(Records)
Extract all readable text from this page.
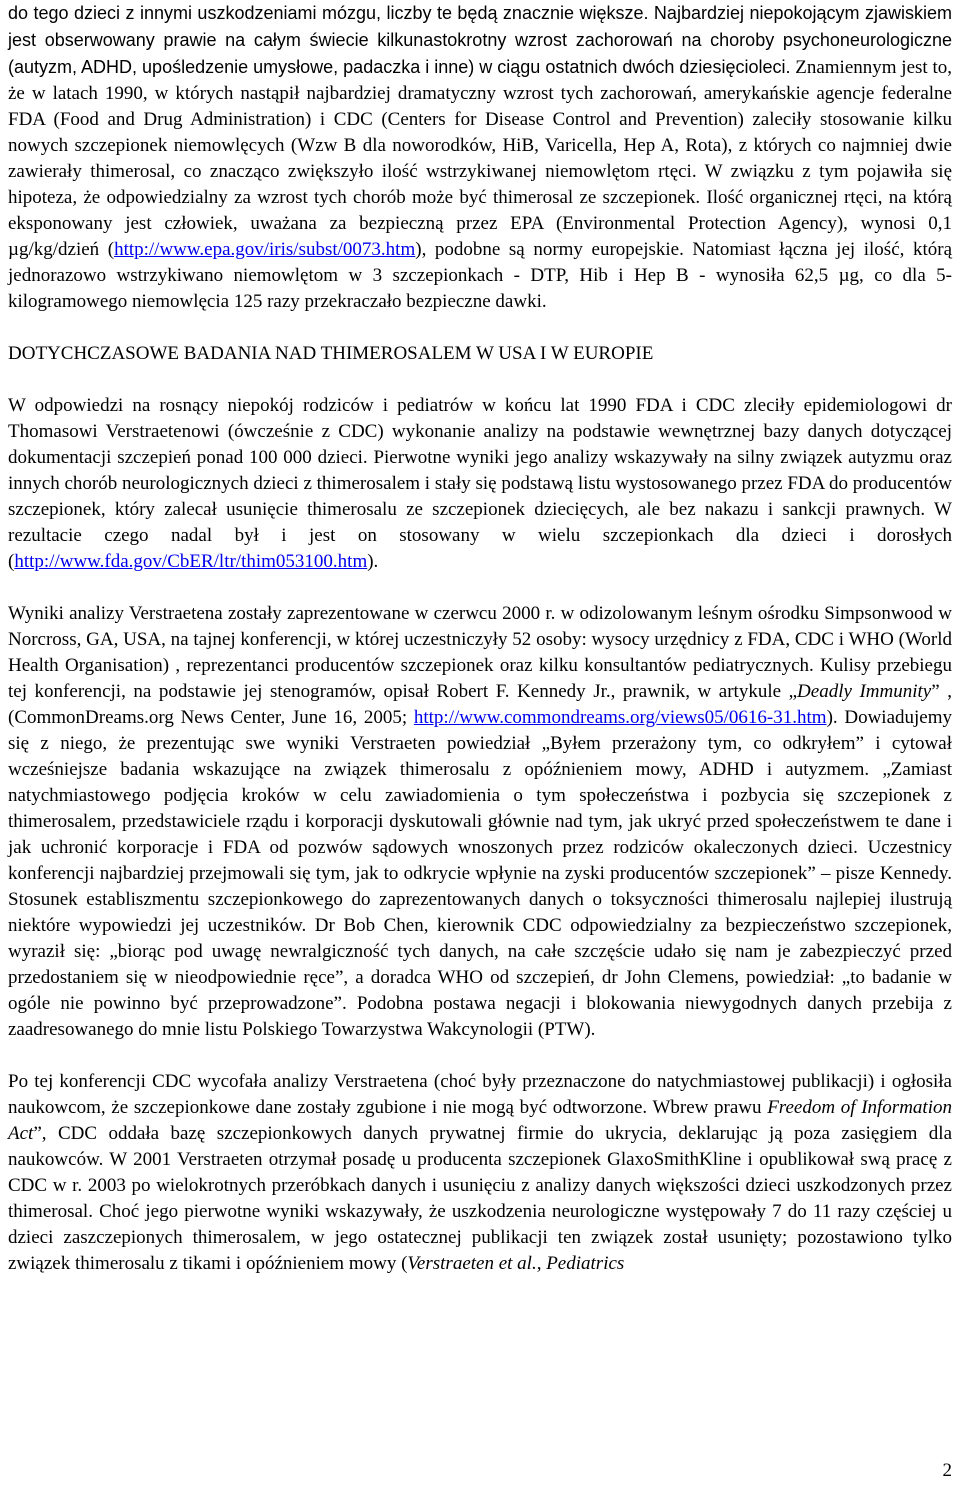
do tego dzieci z innymi uszkodzeniami mózgu, liczby te będą znacznie większe. Najbardziej niepokojącym zjawiskiem jest obserwowany prawie na całym świecie kilkunastokrotny wzrost zachorowań na choroby psychoneurologiczne (autyzm, ADHD, upośledzenie umysłowe, padaczka i inne) w ciągu ostatnich dwóch dziesięcioleci. Znamiennym jest to, że w latach 1990, w których nastąpił najbardziej dramatyczny wzrost tych zachorowań, amerykańskie agencje federalne FDA (Food and Drug Administration) i CDC (Centers for Disease Control and Prevention) zaleciły stosowanie kilku nowych szczepionek niemowlęcych (Wzw B dla noworodków, HiB, Varicella, Hep A, Rota), z których co najmniej dwie zawierały thimerosal, co znacząco zwiększyło ilość wstrzykiwanej niemowlętom rtęci. W związku z tym pojawiła się hipoteza, że odpowiedzialny za wzrost tych chorób może być thimerosal ze szczepionek. Ilość organicznej rtęci, na którą eksponowany jest człowiek, uważana za bezpieczną przez EPA (Environmental Protection Agency), wynosi 0,1 µg/kg/dzień (http://www.epa.gov/iris/subst/0073.htm), podobne są normy europejskie. Natomiast łączna jej ilość, którą jednorazowo wstrzykiwano niemowlętom w 3 szczepionkach - DTP, Hib i Hep B - wynosiła 62,5 µg, co dla 5-kilogramowego niemowlęcia 125 razy przekraczało bezpieczne dawki.

DOTYCHCZASOWE BADANIA NAD THIMEROSALEM W USA I W EUROPIE

W odpowiedzi na rosnący niepokój rodziców i pediatrów w końcu lat 1990 FDA i CDC zleciły epidemiologowi dr Thomasowi Verstraetenowi (ówcześnie z CDC) wykonanie analizy na podstawie wewnętrznej bazy danych dotyczącej dokumentacji szczepień ponad 100 000 dzieci. Pierwotne wyniki jego analizy wskazywały na silny związek autyzmu oraz innych chorób neurologicznych dzieci z thimerosalem i stały się podstawą listu wystosowanego przez FDA do producentów szczepionek, który zalecał usunięcie thimerosalu ze szczepionek dziecięcych, ale bez nakazu i sankcji prawnych. W rezultacie czego nadal był i jest on stosowany w wielu szczepionkach dla dzieci i dorosłych (http://www.fda.gov/CbER/ltr/thim053100.htm).

Wyniki analizy Verstraetena zostały zaprezentowane w czerwcu 2000 r. w odizolowanym leśnym ośrodku Simpsonwood w Norcross, GA, USA, na tajnej konferencji, w której uczestniczyły 52 osoby: wysocy urzędnicy z FDA, CDC i WHO (World Health Organisation) , reprezentanci producentów szczepionek oraz kilku konsultantów pediatrycznych. Kulisy przebiegu tej konferencji, na podstawie jej stenogramów, opisał Robert F. Kennedy Jr., prawnik, w artykule „Deadly Immunity” , (CommonDreams.org News Center, June 16, 2005; http://www.commondreams.org/views05/0616-31.htm). Dowiadujemy się z niego, że prezentując swe wyniki Verstraeten powiedział „Byłem przerażony tym, co odkryłem” i cytował wcześniejsze badania wskazujące na związek thimerosalu z opóźnieniem mowy, ADHD i autyzmem. „Zamiast natychmiastowego podjęcia kroków w celu zawiadomienia o tym społeczeństwa i pozbycia się szczepionek z thimerosalem, przedstawiciele rządu i korporacji dyskutowali głównie nad tym, jak ukryć przed społeczeństwem te dane i jak uchronić korporacje i FDA od pozwów sądowych wnoszonych przez rodziców okaleczonych dzieci. Uczestnicy konferencji najbardziej przejmowali się tym, jak to odkrycie wpłynie na zyski producentów szczepionek” – pisze Kennedy. Stosunek establiszmentu szczepionkowego do zaprezentowanych danych o toksyczności thimerosalu najlepiej ilustrują niektóre wypowiedzi jej uczestników. Dr Bob Chen, kierownik CDC odpowiedzialny za bezpieczeństwo szczepionek, wyraził się: „biorąc pod uwagę newralgiczność tych danych, na całe szczęście udało się nam je zabezpieczyć przed przedostaniem się w nieodpowiednie ręce”, a doradca WHO od szczepień, dr John Clemens, powiedział: „to badanie w ogóle nie powinno być przeprowadzone”. Podobna postawa negacji i blokowania niewygodnych danych przebija z zaadresowanego do mnie listu Polskiego Towarzystwa Wakcynologii (PTW).

Po tej konferencji CDC wycofała analizy Verstraetena (choć były przeznaczone do natychmiastowej publikacji) i ogłosiła naukowcom, że szczepionkowe dane zostały zgubione i nie mogą być odtworzone. Wbrew prawu Freedom of Information Act”, CDC oddała bazę szczepionkowych danych prywatnej firmie do ukrycia, deklarując ją poza zasięgiem dla naukowców. W 2001 Verstraeten otrzymał posadę u producenta szczepionek GlaxoSmithKline i opublikował swą pracę z CDC w r. 2003 po wielokrotnych przeróbkach danych i usunięciu z analizy danych większości dzieci uszkodzonych przez thimerosal. Choć jego pierwotne wyniki wskazywały, że uszkodzenia neurologiczne występowały 7 do 11 razy częściej u dzieci zaszczepionych thimerosalem, w jego ostatecznej publikacji ten związek został usunięty; pozostawiono tylko związek thimerosalu z tikami i opóźnieniem mowy (Verstraeten et al., Pediatrics

2
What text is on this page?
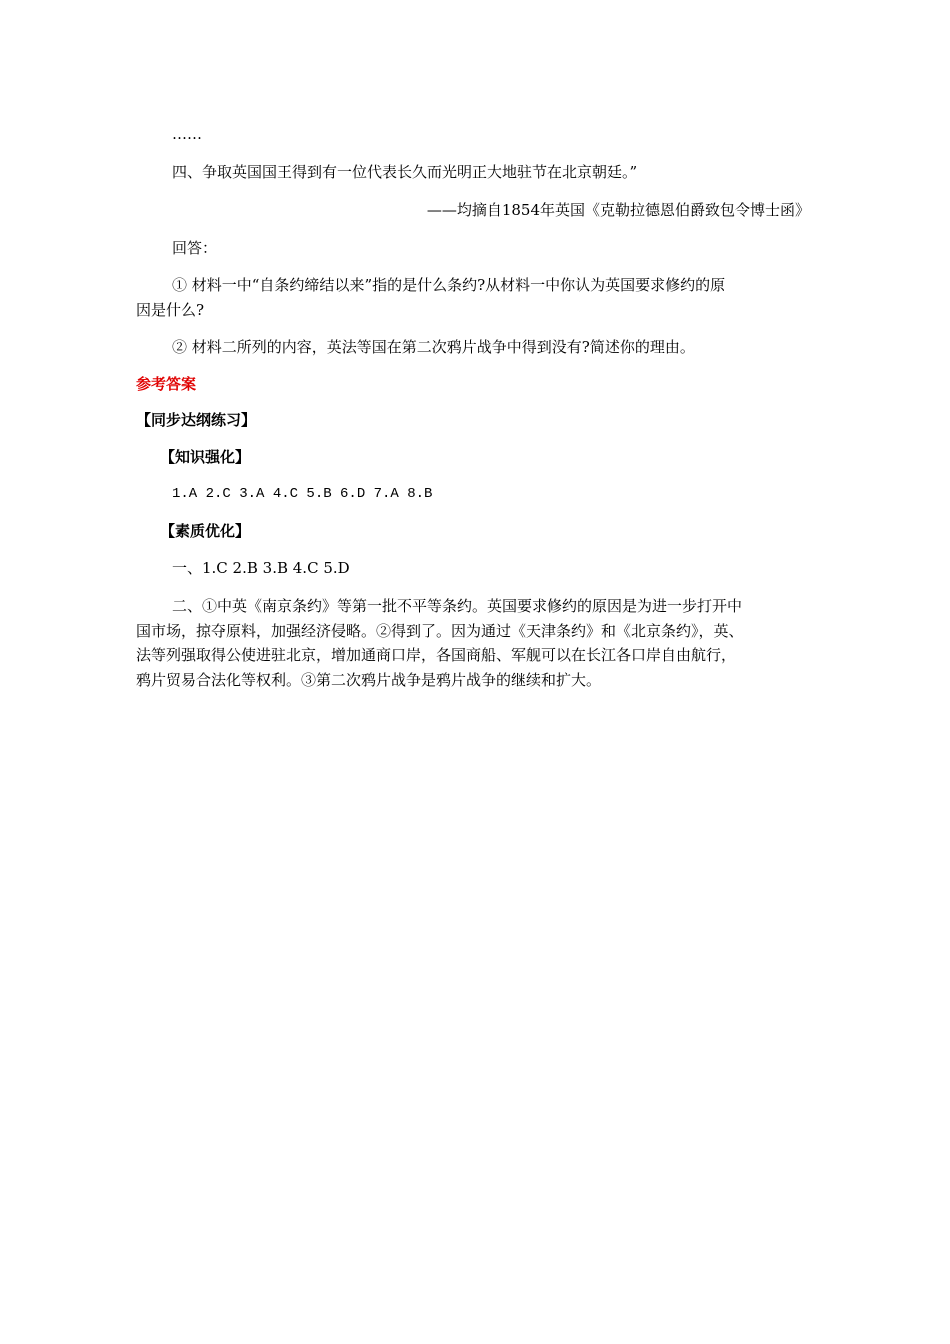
……
四、争取英国国王得到有一位代表长久而光明正大地驻节在北京朝廷。”
——均摘自1854年英国《克勒拉德恩伯爵致包令博士函》
回答：
① 材料一中“自条约缔结以来”指的是什么条约?从材料一中你认为英国要求修约的原
因是什么?
② 材料二所列的内容，英法等国在第二次鸦片战争中得到没有?简述你的理由。
参考答案
【同步达纲练习】
【知识强化】
1.A 2.C 3.A 4.C 5.B 6.D 7.A 8.B
【素质优化】
一、1.C 2.B 3.B 4.C 5.D
二、①中英《南京条约》等第一批不平等条约。英国要求修约的原因是为进一步打开中
国市场，掠夺原料，加强经济侵略。②得到了。因为通过《天津条约》和《北京条约》，英、
法等列强取得公使进驻北京，增加通商口岸，各国商船、军舰可以在长江各口岸自由航行，
鸦片贸易合法化等权利。③第二次鸦片战争是鸦片战争的继续和扩大。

WHAT THE TASK REQUIRES - Check each line above for the string "page" and show the ones that have it.

CORRECT RESULT -
Extract all readable text from this page.
What text is on this page?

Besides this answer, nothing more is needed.